Check each line of the listing, and copy it if it contains the word "page".

++++

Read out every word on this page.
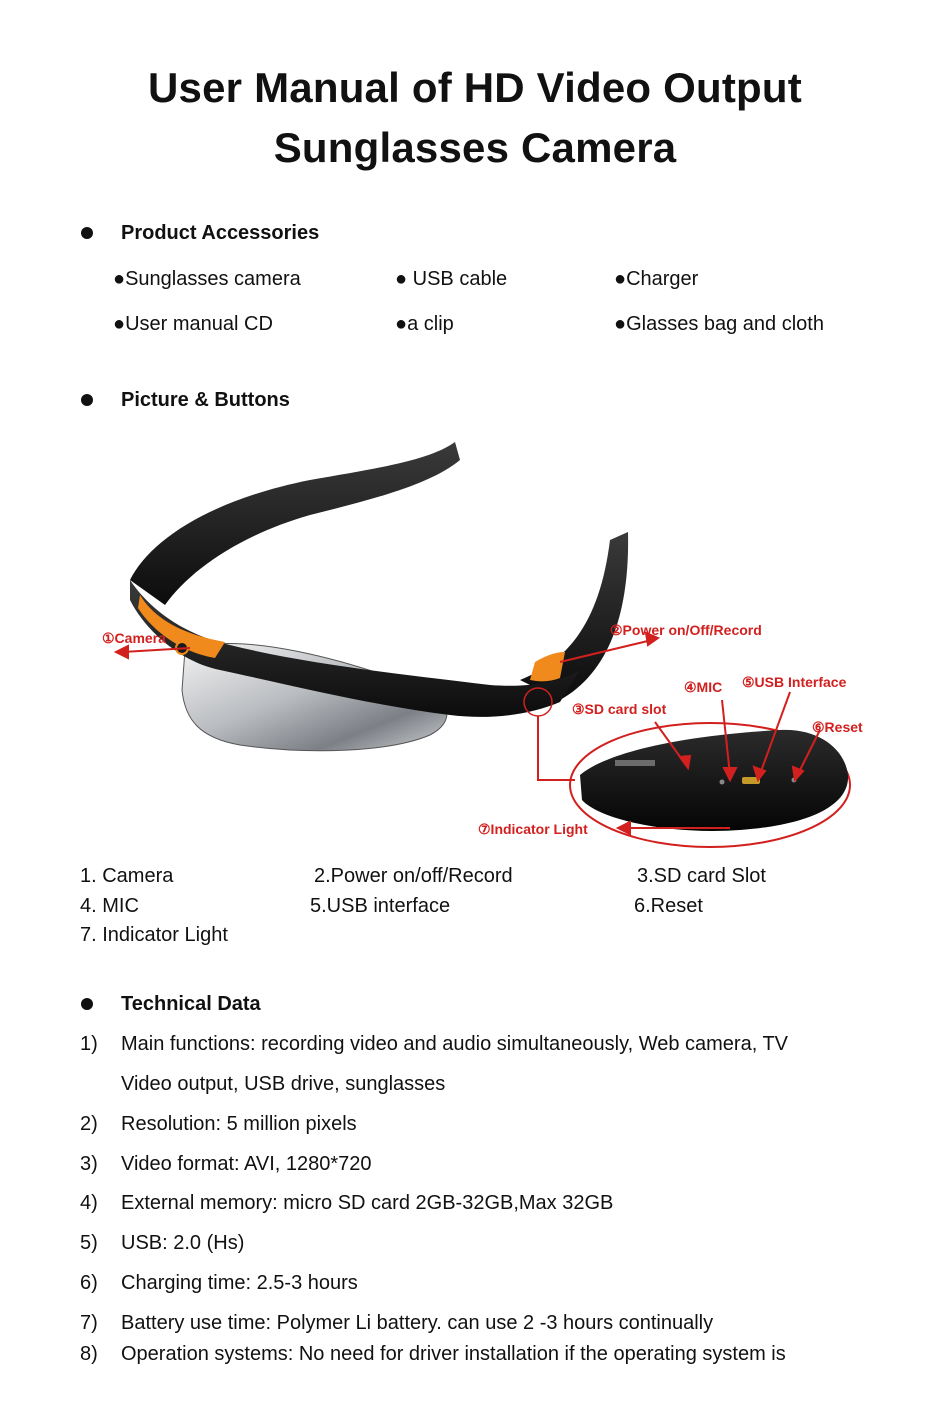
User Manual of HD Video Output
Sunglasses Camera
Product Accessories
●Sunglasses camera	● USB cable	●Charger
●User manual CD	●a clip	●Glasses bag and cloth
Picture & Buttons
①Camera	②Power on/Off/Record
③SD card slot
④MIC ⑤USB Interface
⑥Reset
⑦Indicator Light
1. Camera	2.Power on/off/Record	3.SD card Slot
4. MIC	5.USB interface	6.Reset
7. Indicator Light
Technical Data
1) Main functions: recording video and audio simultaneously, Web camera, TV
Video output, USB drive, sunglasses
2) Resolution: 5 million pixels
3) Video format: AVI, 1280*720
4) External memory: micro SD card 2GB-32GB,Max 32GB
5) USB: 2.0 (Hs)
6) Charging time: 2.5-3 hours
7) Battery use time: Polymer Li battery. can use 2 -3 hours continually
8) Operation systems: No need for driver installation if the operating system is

++++

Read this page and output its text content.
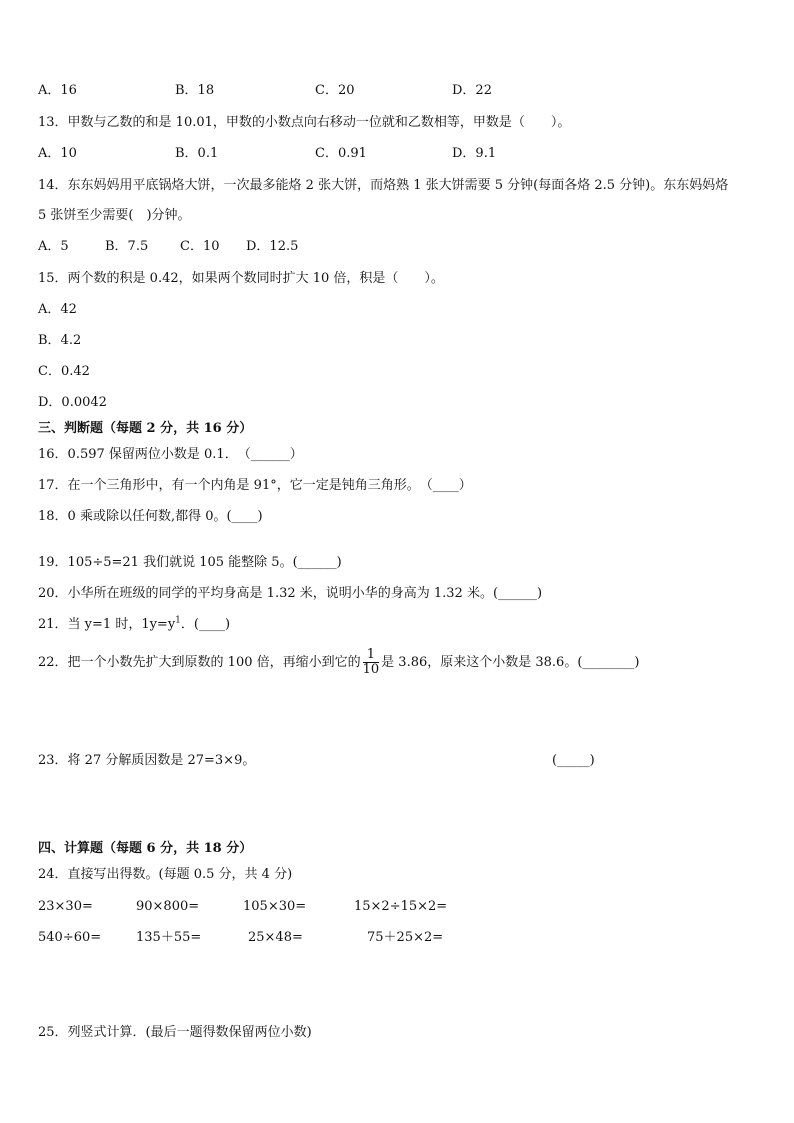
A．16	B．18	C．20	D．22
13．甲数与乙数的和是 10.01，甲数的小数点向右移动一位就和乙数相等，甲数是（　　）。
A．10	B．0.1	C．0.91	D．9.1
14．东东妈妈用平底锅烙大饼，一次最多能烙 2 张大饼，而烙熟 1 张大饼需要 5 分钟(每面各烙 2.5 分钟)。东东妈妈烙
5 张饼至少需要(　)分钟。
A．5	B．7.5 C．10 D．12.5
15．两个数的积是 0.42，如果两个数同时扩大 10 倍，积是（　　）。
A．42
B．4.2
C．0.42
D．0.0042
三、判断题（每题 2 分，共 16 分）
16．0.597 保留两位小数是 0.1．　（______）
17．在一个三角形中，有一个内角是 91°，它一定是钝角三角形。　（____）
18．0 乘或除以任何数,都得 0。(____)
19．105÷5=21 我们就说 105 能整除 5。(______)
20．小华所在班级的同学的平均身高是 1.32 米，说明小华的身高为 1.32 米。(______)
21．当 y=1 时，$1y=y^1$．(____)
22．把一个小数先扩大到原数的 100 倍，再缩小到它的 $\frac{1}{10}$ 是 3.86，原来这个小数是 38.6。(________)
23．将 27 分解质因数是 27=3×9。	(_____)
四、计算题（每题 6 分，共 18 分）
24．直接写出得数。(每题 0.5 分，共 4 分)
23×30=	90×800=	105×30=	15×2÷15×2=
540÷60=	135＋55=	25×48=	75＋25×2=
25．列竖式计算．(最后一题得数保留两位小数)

++++

TASK SOLUTION
Read out every word on this page.
Read this page and output its text content.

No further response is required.